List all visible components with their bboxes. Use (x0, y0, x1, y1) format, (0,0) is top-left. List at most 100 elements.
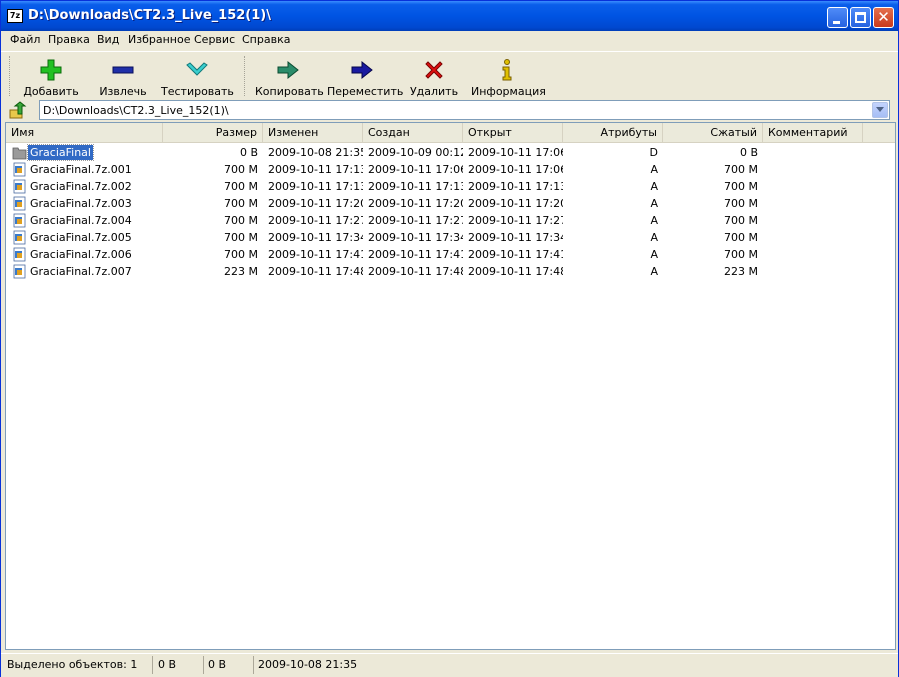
table-row[interactable]: GraciaFinal.7z.005 700 M 2009-10-11 17:34 2… (6, 229, 895, 246)
folder-icon (12, 147, 27, 160)
app-icon: 7z (7, 9, 23, 23)
cell-created: 2009-10-11 17:34 (368, 231, 463, 244)
cell-accessed: 2009-10-11 17:06 (468, 146, 563, 159)
column-header-size[interactable]: Размер (163, 123, 263, 142)
toolbar-grip[interactable] (9, 56, 13, 96)
cell-attributes: A (650, 231, 658, 244)
cell-created: 2009-10-09 00:12 (368, 146, 463, 159)
file-list[interactable]: Имя Размер Изменен Создан Открыт Атрибут… (5, 122, 896, 650)
move-button[interactable]: Переместить (327, 54, 404, 98)
column-header-modified[interactable]: Изменен (263, 123, 363, 142)
table-row[interactable]: GraciaFinal.7z.007 223 M 2009-10-11 17:48 2… (6, 263, 895, 280)
cell-name: GraciaFinal (6, 144, 163, 161)
cell-comment (763, 161, 863, 178)
cell-packed: 700 M (724, 197, 758, 210)
delete-label: Удалить (409, 85, 459, 98)
menu-help[interactable]: Справка (242, 33, 290, 46)
toolbar-grip-2[interactable] (244, 56, 248, 96)
cell-size: 700 M (224, 231, 258, 244)
close-icon: ✕ (877, 8, 890, 26)
test-label: Тестировать (161, 85, 234, 98)
cell-comment (763, 263, 863, 280)
cell-accessed: 2009-10-11 17:20 (468, 197, 563, 210)
menu-view[interactable]: Вид (97, 33, 119, 46)
table-row[interactable]: GraciaFinal.7z.006 700 M 2009-10-11 17:41 2… (6, 246, 895, 263)
window-title: D:\Downloads\CT2.3_Live_152(1)\ (28, 8, 271, 23)
status-size: 0 B (154, 656, 204, 674)
title-bar[interactable]: 7z D:\Downloads\CT2.3_Live_152(1)\ ✕ (1, 1, 898, 31)
column-header-attributes[interactable]: Атрибуты (563, 123, 663, 142)
table-row[interactable]: GraciaFinal.7z.004 700 M 2009-10-11 17:27 2… (6, 212, 895, 229)
file-icon (13, 247, 26, 262)
copy-arrow-icon (277, 60, 299, 80)
cell-name: GraciaFinal.7z.002 (6, 178, 163, 195)
maximize-button[interactable] (850, 7, 871, 28)
column-header-packed[interactable]: Сжатый (663, 123, 763, 142)
column-header-created[interactable]: Создан (363, 123, 463, 142)
menu-file[interactable]: Файл (10, 33, 40, 46)
file-name[interactable]: GraciaFinal.7z.006 (28, 247, 134, 262)
cell-packed: 700 M (724, 180, 758, 193)
minus-icon (112, 66, 134, 74)
cell-modified: 2009-10-11 17:41 (268, 248, 363, 261)
extract-button[interactable]: Извлечь (97, 54, 149, 98)
add-button[interactable]: Добавить (23, 54, 79, 98)
cell-packed: 700 M (724, 231, 758, 244)
cell-accessed: 2009-10-11 17:48 (468, 265, 563, 278)
app-window: 7z D:\Downloads\CT2.3_Live_152(1)\ ✕ Фай… (0, 0, 899, 677)
delete-button[interactable]: Удалить (405, 54, 463, 98)
move-label: Переместить (327, 85, 404, 98)
file-name[interactable]: GraciaFinal.7z.007 (28, 264, 134, 279)
cell-size: 700 M (224, 248, 258, 261)
table-row[interactable]: GraciaFinal.7z.002 700 M 2009-10-11 17:13 2… (6, 178, 895, 195)
cell-comment (763, 246, 863, 263)
file-name[interactable]: GraciaFinal.7z.001 (28, 162, 134, 177)
cell-accessed: 2009-10-11 17:06 (468, 163, 563, 176)
cell-comment (763, 212, 863, 229)
folder-up-icon[interactable] (9, 101, 27, 119)
close-button[interactable]: ✕ (873, 7, 894, 28)
copy-button[interactable]: Копировать (255, 54, 324, 98)
cell-name: GraciaFinal.7z.003 (6, 195, 163, 212)
cell-modified: 2009-10-11 17:48 (268, 265, 363, 278)
table-row[interactable]: GraciaFinal.7z.001 700 M 2009-10-11 17:13 2… (6, 161, 895, 178)
status-selected: Выделено объектов: 1 (3, 656, 153, 674)
address-input[interactable]: D:\Downloads\CT2.3_Live_152(1)\ (39, 100, 890, 120)
cell-packed: 700 M (724, 248, 758, 261)
copy-label: Копировать (255, 85, 324, 98)
cell-modified: 2009-10-11 17:20 (268, 197, 363, 210)
menu-favorites[interactable]: Избранное (128, 33, 190, 46)
chevron-down-icon (876, 107, 884, 112)
cell-attributes: A (650, 248, 658, 261)
file-icon (13, 264, 26, 279)
file-name[interactable]: GraciaFinal (27, 144, 94, 161)
plus-icon (40, 59, 62, 81)
info-button[interactable]: Информация (471, 54, 546, 98)
column-header-comment[interactable]: Комментарий (763, 123, 863, 142)
cell-comment (763, 229, 863, 246)
cell-packed: 223 M (724, 265, 758, 278)
menu-tools[interactable]: Сервис (194, 33, 235, 46)
test-button[interactable]: Тестировать (161, 54, 234, 98)
info-icon (502, 59, 512, 81)
column-header-accessed[interactable]: Открыт (463, 123, 563, 142)
cell-attributes: A (650, 214, 658, 227)
minimize-button[interactable] (827, 7, 848, 28)
cell-accessed: 2009-10-11 17:27 (468, 214, 563, 227)
column-header-name[interactable]: Имя (6, 123, 163, 142)
cell-accessed: 2009-10-11 17:13 (468, 180, 563, 193)
menu-edit[interactable]: Правка (48, 33, 90, 46)
file-name[interactable]: GraciaFinal.7z.004 (28, 213, 134, 228)
cell-size: 0 B (239, 146, 258, 159)
cell-attributes: A (650, 265, 658, 278)
address-dropdown-button[interactable] (872, 102, 888, 118)
file-icon (13, 230, 26, 245)
file-name[interactable]: GraciaFinal.7z.005 (28, 230, 134, 245)
file-name[interactable]: GraciaFinal.7z.002 (28, 179, 134, 194)
cell-attributes: A (650, 197, 658, 210)
file-name[interactable]: GraciaFinal.7z.003 (28, 196, 134, 211)
table-row[interactable]: GraciaFinal.7z.003 700 M 2009-10-11 17:20 2… (6, 195, 895, 212)
cell-name: GraciaFinal.7z.004 (6, 212, 163, 229)
delete-x-icon (425, 61, 443, 79)
table-row[interactable]: GraciaFinal 0 B 2009-10-08 21:35 2009-10-09… (6, 144, 895, 161)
----------------
Instructions for the task
Extract every line of the listing above verbatim, leaving out the picture.

Result
List all visible components with their bboxes. Use (x0, y0, x1, y1) format, (0,0) is top-left. List at most 100 elements.
table-row[interactable]: GraciaFinal.7z.005 700 M 2009-10-11 17:34 2… (6, 229, 895, 246)
folder-icon (12, 147, 27, 160)
app-icon: 7z (7, 9, 23, 23)
cell-created: 2009-10-11 17:34 (368, 231, 463, 244)
cell-accessed: 2009-10-11 17:06 (468, 146, 563, 159)
column-header-size[interactable]: Размер (163, 123, 263, 142)
toolbar-grip[interactable] (9, 56, 13, 96)
cell-attributes: A (650, 231, 658, 244)
cell-created: 2009-10-09 00:12 (368, 146, 463, 159)
file-list[interactable]: Имя Размер Изменен Создан Открыт Атрибут… (5, 122, 896, 650)
move-button[interactable]: Переместить (327, 54, 404, 98)
column-header-modified[interactable]: Изменен (263, 123, 363, 142)
table-row[interactable]: GraciaFinal.7z.007 223 M 2009-10-11 17:48 2… (6, 263, 895, 280)
cell-name: GraciaFinal (6, 144, 163, 161)
cell-comment (763, 161, 863, 178)
cell-packed: 700 M (724, 197, 758, 210)
delete-label: Удалить (409, 85, 459, 98)
menu-help[interactable]: Справка (242, 33, 290, 46)
toolbar-grip-2[interactable] (244, 56, 248, 96)
cell-size: 700 M (224, 231, 258, 244)
close-icon: ✕ (877, 8, 890, 26)
test-label: Тестировать (161, 85, 234, 98)
cell-comment (763, 263, 863, 280)
cell-accessed: 2009-10-11 17:20 (468, 197, 563, 210)
menu-view[interactable]: Вид (97, 33, 119, 46)
table-row[interactable]: GraciaFinal.7z.006 700 M 2009-10-11 17:41 2… (6, 246, 895, 263)
window-title: D:\Downloads\CT2.3_Live_152(1)\ (28, 8, 271, 23)
status-size: 0 B (154, 656, 204, 674)
title-bar[interactable]: 7z D:\Downloads\CT2.3_Live_152(1)\ ✕ (1, 1, 898, 31)
column-header-attributes[interactable]: Атрибуты (563, 123, 663, 142)
table-row[interactable]: GraciaFinal.7z.004 700 M 2009-10-11 17:27 2… (6, 212, 895, 229)
file-icon (13, 247, 26, 262)
copy-arrow-icon (277, 60, 299, 80)
cell-name: GraciaFinal.7z.002 (6, 178, 163, 195)
maximize-button[interactable] (850, 7, 871, 28)
column-header-packed[interactable]: Сжатый (663, 123, 763, 142)
column-header-created[interactable]: Создан (363, 123, 463, 142)
menu-file[interactable]: Файл (10, 33, 40, 46)
file-name[interactable]: GraciaFinal.7z.006 (28, 247, 134, 262)
cell-packed: 700 M (724, 180, 758, 193)
minus-icon (112, 66, 134, 74)
cell-modified: 2009-10-11 17:41 (268, 248, 363, 261)
extract-button[interactable]: Извлечь (97, 54, 149, 98)
add-button[interactable]: Добавить (23, 54, 79, 98)
cell-packed: 700 M (724, 231, 758, 244)
cell-accessed: 2009-10-11 17:48 (468, 265, 563, 278)
app-window: 7z D:\Downloads\CT2.3_Live_152(1)\ ✕ Фай… (0, 0, 899, 677)
delete-button[interactable]: Удалить (405, 54, 463, 98)
move-label: Переместить (327, 85, 404, 98)
file-name[interactable]: GraciaFinal.7z.007 (28, 264, 134, 279)
cell-size: 700 M (224, 248, 258, 261)
table-row[interactable]: GraciaFinal.7z.002 700 M 2009-10-11 17:13 2… (6, 178, 895, 195)
cell-comment (763, 246, 863, 263)
file-name[interactable]: GraciaFinal.7z.001 (28, 162, 134, 177)
cell-accessed: 2009-10-11 17:06 (468, 163, 563, 176)
cell-comment (763, 212, 863, 229)
folder-up-icon[interactable] (9, 101, 27, 119)
close-button[interactable]: ✕ (873, 7, 894, 28)
copy-button[interactable]: Копировать (255, 54, 324, 98)
cell-name: GraciaFinal.7z.003 (6, 195, 163, 212)
cell-modified: 2009-10-11 17:48 (268, 265, 363, 278)
table-row[interactable]: GraciaFinal.7z.001 700 M 2009-10-11 17:13 2… (6, 161, 895, 178)
status-selected: Выделено объектов: 1 (3, 656, 153, 674)
address-input[interactable]: D:\Downloads\CT2.3_Live_152(1)\ (39, 100, 890, 120)
cell-packed: 700 M (724, 248, 758, 261)
copy-label: Копировать (255, 85, 324, 98)
cell-modified: 2009-10-11 17:20 (268, 197, 363, 210)
menu-favorites[interactable]: Избранное (128, 33, 190, 46)
chevron-down-icon (876, 107, 884, 112)
cell-attributes: A (650, 248, 658, 261)
file-icon (13, 264, 26, 279)
file-name[interactable]: GraciaFinal (27, 144, 94, 161)
plus-icon (40, 59, 62, 81)
info-button[interactable]: Информация (471, 54, 546, 98)
column-header-comment[interactable]: Комментарий (763, 123, 863, 142)
cell-comment (763, 229, 863, 246)
cell-packed: 223 M (724, 265, 758, 278)
menu-tools[interactable]: Сервис (194, 33, 235, 46)
test-button[interactable]: Тестировать (161, 54, 234, 98)
info-icon (502, 59, 512, 81)
column-header-accessed[interactable]: Открыт (463, 123, 563, 142)
cell-attributes: A (650, 214, 658, 227)
minimize-button[interactable] (827, 7, 848, 28)
cell-accessed: 2009-10-11 17:27 (468, 214, 563, 227)
column-header-name[interactable]: Имя (6, 123, 163, 142)
cell-accessed: 2009-10-11 17:13 (468, 180, 563, 193)
menu-edit[interactable]: Правка (48, 33, 90, 46)
file-name[interactable]: GraciaFinal.7z.004 (28, 213, 134, 228)
cell-size: 0 B (239, 146, 258, 159)
cell-attributes: A (650, 265, 658, 278)
address-dropdown-button[interactable] (872, 102, 888, 118)
file-icon (13, 230, 26, 245)
file-name[interactable]: GraciaFinal.7z.005 (28, 230, 134, 245)
file-name[interactable]: GraciaFinal.7z.002 (28, 179, 134, 194)
cell-attributes: A (650, 197, 658, 210)
file-name[interactable]: GraciaFinal.7z.003 (28, 196, 134, 211)
table-row[interactable]: GraciaFinal.7z.003 700 M 2009-10-11 17:20 2… (6, 195, 895, 212)
cell-name: GraciaFinal.7z.004 (6, 212, 163, 229)
delete-x-icon (425, 61, 443, 79)
table-row[interactable]: GraciaFinal 0 B 2009-10-08 21:35 2009-10-09… (6, 144, 895, 161)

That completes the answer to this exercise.